Draw out every line with the word "Neighbours" from the listing below.

*Raw data:*

Start

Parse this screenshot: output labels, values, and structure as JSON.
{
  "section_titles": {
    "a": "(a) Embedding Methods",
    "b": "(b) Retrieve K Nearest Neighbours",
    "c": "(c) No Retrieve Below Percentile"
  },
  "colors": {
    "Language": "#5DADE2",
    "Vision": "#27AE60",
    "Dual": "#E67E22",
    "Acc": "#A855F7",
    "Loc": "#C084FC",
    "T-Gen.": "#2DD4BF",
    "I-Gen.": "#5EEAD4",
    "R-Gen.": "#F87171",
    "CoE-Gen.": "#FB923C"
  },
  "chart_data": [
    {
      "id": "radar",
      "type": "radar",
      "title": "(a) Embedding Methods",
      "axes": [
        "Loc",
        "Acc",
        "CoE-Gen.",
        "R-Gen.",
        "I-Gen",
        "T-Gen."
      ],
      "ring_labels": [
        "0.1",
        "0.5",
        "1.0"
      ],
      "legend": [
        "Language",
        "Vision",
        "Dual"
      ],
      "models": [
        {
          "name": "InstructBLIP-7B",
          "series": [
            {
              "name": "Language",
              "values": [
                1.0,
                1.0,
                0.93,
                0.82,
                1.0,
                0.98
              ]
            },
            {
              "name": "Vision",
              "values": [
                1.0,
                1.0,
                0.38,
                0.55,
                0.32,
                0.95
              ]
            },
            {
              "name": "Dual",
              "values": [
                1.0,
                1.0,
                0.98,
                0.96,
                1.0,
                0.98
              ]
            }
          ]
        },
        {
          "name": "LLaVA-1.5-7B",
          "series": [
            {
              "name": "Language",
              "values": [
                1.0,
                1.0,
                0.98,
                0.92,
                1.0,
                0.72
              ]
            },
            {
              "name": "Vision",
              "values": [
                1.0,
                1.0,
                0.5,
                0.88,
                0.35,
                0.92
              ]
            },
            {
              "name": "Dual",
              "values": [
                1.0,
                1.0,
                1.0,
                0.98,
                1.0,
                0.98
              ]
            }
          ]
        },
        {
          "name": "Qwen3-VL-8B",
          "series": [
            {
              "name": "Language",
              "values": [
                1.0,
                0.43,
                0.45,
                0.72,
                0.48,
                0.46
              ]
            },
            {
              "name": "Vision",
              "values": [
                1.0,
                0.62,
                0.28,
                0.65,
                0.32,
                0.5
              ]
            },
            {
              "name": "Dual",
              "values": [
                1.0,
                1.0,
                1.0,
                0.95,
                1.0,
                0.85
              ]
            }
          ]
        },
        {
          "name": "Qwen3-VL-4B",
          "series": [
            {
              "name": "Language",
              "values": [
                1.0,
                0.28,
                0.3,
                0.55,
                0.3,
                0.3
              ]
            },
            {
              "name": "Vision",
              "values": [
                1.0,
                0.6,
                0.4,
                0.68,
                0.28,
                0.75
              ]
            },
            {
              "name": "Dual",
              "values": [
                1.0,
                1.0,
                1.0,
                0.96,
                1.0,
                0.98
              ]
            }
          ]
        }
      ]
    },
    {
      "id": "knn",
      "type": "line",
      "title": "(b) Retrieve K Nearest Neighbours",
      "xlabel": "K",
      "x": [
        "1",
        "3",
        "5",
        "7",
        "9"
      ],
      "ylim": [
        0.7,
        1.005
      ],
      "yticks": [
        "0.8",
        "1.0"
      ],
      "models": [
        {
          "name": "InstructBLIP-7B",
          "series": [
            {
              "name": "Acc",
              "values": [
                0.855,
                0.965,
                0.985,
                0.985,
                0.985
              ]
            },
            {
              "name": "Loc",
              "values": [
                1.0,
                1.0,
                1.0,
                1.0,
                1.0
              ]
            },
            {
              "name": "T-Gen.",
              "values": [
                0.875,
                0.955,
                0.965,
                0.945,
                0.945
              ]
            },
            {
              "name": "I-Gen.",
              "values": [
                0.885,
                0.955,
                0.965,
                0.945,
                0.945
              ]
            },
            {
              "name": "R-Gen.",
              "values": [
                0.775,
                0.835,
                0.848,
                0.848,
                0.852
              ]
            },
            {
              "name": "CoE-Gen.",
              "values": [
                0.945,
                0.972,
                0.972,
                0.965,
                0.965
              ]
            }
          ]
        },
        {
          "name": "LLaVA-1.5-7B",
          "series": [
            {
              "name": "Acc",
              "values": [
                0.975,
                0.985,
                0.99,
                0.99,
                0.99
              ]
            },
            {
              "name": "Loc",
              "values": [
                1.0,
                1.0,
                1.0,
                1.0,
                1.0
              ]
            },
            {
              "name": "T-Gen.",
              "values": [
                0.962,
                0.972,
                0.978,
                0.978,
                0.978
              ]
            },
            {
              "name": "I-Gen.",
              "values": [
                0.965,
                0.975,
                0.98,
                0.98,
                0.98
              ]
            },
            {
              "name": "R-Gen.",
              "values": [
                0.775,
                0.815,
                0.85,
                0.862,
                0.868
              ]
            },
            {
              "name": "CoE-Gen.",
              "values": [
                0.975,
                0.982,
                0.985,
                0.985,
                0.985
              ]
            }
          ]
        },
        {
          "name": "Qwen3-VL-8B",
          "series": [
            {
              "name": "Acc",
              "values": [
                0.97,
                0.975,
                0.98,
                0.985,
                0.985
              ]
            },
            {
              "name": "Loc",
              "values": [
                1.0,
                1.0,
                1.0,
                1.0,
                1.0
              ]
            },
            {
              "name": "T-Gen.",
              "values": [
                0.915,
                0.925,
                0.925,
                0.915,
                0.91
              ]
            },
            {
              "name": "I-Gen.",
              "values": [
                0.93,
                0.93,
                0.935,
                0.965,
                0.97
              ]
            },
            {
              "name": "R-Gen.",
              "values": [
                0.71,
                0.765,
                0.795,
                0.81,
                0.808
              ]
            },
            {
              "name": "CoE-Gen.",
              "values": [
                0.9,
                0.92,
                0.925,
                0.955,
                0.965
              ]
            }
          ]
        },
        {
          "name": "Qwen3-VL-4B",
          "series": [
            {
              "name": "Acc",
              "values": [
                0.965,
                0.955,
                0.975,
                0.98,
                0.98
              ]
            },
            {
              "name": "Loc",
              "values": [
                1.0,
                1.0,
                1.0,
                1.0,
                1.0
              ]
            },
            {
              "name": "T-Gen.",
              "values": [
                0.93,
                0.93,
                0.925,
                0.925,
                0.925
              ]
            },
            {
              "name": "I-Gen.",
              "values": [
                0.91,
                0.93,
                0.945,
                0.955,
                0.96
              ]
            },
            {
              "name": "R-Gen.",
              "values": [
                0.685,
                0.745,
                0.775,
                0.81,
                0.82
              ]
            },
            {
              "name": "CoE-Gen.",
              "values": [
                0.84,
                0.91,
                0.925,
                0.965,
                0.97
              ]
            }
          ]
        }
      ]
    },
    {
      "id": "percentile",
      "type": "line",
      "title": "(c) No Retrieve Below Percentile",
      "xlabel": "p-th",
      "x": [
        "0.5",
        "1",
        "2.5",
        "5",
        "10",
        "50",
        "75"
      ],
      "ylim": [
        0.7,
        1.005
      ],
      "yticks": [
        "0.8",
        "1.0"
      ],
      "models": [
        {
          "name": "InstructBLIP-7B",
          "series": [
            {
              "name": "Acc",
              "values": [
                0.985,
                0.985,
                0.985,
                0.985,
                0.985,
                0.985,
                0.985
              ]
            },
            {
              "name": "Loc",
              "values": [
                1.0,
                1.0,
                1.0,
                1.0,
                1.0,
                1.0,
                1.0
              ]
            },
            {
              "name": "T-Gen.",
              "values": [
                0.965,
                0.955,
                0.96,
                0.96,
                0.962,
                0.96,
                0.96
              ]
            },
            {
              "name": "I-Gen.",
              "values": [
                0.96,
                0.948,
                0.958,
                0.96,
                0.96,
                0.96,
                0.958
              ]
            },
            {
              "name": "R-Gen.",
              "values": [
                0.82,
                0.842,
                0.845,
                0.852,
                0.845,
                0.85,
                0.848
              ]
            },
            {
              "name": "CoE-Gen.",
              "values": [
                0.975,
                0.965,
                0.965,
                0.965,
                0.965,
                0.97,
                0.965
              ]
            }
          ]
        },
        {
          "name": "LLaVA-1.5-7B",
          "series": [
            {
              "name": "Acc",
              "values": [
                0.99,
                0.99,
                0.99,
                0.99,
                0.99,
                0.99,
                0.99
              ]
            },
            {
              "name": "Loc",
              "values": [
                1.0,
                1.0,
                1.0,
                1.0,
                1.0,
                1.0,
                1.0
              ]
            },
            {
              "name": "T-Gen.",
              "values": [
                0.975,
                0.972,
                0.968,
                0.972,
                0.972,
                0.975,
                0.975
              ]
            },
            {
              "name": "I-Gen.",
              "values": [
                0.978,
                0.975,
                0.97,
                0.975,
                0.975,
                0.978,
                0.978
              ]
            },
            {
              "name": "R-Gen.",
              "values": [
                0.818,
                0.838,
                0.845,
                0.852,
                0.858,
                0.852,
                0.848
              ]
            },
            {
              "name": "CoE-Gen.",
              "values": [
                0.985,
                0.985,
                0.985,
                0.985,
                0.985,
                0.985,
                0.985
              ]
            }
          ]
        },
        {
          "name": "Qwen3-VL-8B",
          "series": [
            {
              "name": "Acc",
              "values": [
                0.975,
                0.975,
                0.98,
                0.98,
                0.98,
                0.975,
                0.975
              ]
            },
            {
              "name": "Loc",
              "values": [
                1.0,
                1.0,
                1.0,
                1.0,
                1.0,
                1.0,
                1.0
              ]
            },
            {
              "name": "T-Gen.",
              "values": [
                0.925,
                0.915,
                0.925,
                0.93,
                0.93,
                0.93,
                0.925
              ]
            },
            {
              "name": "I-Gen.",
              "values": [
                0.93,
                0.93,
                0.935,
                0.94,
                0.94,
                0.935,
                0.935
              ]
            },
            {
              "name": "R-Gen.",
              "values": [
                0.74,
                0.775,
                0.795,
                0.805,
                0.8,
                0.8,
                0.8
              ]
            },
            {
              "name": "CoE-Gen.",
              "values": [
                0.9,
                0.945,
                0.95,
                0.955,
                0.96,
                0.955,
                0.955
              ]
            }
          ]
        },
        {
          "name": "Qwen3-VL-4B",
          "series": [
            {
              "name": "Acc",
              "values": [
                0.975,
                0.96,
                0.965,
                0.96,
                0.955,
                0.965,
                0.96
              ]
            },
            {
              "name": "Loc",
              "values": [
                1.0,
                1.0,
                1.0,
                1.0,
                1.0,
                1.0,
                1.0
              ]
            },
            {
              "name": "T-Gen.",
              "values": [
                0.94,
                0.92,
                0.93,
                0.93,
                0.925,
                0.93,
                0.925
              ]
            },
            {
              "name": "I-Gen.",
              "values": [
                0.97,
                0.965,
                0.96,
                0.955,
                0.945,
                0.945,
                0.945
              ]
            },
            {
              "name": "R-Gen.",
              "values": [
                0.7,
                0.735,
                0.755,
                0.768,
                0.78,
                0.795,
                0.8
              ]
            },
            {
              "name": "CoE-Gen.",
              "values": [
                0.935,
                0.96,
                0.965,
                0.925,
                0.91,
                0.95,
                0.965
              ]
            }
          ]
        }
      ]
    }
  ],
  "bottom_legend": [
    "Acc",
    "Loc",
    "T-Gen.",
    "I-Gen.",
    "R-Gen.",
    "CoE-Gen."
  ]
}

End

*Solved problem:*
    "b": "(b) Retrieve K Nearest Neighbours",
      "title": "(b) Retrieve K Nearest Neighbours",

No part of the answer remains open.